## REQUIRED ACTIONS
1 - According to the vitamin K passage below, which cells synthesize osteocalcin?
2 - Return, word for word, the portion of the vitamin K passage below that runs from "Vitamin K in" up to and including "MK-4 through MK-8.".

## PASSAGE
═══
Tuesday, April 20, 2010

Vitamin K in Bone Health

Phylloquinone (vitamin K1) is in foods of plant origin, especially leafy greens and soybean, canola, and olive oil. Menaquinone (vitamin K2) includes multiple forms found in cow’s liver, some meats, and products of bacterial fermentation such as cheese, natto, and miso. Little is known about the contribution of menaquinones to vitamin K status and while initially thought that 50 percent of the daily requirement for vitamin K was provided by intestinal flora, there is insufficient evidence to support this (Booth, 2003).

The different vitamin K entities have tissue-specific distribution. Liver, the main storage site, contains longchain menaquinones (MK-7 through MK-13) and a minor amount of phylloquinone. In plasma and bone, the major forms are phylloquinone followed by short-chain menaquinones MK-4 through MK-8.

The only known biochemical role for vitamin K is as a cofactor in carboxylation of specific glutamate residues in certain proteins. Finding vitamin K-dependent proteins in the skeleton lead to the hypothesis that vitamin K has a role in bone (Booth, 2003). Furthermore, α–carboxyglutamyl residues in these proteins provide mineral binding properties. There are at least three vitamin K-dependent proteins in bone and cartilage; osteocalcin, matrix gla protein, and protein S. Osteocalcin, the best understood of the three, is synthesized by osteoblasts during bone matrix formation. Its hydroxyapatite-binding capacity is associated with α-carboxylation of glutamate residues 17, 21 and 24; carboxylation of residue 17 is required for the conformation that allows binding of osteocalcin to hydroxyapatite.
═══
## SUPPLIED ENTRIES
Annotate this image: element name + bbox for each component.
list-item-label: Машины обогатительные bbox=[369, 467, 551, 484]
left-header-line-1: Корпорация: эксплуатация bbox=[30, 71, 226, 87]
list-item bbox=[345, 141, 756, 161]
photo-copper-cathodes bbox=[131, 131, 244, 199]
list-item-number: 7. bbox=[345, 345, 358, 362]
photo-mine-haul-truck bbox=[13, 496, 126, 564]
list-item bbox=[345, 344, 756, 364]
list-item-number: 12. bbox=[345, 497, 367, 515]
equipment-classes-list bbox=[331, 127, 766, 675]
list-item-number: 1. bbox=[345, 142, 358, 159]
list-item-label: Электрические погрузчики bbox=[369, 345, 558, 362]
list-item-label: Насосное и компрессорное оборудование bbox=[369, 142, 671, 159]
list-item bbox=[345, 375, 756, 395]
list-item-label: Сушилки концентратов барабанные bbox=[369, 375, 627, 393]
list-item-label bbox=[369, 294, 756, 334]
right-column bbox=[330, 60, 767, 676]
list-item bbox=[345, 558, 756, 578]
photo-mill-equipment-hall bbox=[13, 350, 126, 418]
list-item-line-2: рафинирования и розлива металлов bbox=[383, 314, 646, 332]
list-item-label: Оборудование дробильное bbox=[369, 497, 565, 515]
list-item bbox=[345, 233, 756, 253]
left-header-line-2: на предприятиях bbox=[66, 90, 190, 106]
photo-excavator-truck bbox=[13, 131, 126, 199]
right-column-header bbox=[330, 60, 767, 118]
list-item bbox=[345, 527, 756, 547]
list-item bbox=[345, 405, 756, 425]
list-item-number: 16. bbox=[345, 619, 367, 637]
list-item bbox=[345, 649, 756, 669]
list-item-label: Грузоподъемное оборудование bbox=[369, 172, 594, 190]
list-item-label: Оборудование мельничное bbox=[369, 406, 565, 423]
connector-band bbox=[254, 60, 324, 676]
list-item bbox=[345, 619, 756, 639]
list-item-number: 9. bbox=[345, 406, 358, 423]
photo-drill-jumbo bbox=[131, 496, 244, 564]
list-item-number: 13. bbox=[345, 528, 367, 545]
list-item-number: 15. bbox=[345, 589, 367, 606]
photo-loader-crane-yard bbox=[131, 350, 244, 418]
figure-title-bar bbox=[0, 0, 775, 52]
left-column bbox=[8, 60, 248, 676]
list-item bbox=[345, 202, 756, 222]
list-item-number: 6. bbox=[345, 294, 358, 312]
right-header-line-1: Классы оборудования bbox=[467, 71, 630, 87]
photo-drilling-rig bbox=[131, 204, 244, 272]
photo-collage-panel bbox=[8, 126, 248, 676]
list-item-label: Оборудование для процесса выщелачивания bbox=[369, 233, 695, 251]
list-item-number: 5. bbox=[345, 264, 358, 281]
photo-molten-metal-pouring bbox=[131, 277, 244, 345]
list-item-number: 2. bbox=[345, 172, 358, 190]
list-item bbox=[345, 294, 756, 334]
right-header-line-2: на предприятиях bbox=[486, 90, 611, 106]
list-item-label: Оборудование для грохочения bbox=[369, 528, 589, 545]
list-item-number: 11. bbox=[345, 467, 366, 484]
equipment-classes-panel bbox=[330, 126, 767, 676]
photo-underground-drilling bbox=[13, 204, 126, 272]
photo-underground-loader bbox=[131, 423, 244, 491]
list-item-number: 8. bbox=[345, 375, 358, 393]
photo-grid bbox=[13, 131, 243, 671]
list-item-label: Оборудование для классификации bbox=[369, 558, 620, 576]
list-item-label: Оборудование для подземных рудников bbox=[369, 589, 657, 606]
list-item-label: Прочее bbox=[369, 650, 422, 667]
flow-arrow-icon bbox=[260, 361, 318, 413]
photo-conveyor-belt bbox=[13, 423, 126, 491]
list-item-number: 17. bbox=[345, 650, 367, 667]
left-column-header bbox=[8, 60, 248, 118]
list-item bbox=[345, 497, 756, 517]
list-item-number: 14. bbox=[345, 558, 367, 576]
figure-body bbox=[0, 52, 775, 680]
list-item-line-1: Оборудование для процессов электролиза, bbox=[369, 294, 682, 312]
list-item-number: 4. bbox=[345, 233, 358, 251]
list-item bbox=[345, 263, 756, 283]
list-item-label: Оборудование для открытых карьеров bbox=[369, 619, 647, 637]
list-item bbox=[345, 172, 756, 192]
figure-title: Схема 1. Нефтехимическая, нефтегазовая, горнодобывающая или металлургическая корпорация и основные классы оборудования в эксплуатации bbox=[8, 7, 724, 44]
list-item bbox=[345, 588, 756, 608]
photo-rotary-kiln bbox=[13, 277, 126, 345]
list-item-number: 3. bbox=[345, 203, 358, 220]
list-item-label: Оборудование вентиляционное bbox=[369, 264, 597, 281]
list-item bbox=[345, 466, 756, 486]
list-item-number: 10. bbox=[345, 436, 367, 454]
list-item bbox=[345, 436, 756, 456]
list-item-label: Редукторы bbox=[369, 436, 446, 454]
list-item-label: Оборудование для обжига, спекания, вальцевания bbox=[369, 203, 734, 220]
═══
## SOLUTIONS TO EACH TASK
1 - Osteoblasts synthesize osteocalcin during bone matrix formation.

2 -
Vitamin K in Bone Health

Phylloquinone (vitamin K1) is in foods of plant origin, especially leafy greens and soybean, canola, and olive oil. Menaquinone (vitamin K2) includes multiple forms found in cow’s liver, some meats, and products of bacterial fermentation such as cheese, natto, and miso. Little is known about the contribution of menaquinones to vitamin K status and while initially thought that 50 percent of the daily requirement for vitamin K was provided by intestinal flora, there is insufficient evidence to support this (Booth, 2003).

The different vitamin K entities have tissue-specific distribution. Liver, the main storage site, contains longchain menaquinones (MK-7 through MK-13) and a minor amount of phylloquinone. In plasma and bone, the major forms are phylloquinone followed by short-chain menaquinones MK-4 through MK-8.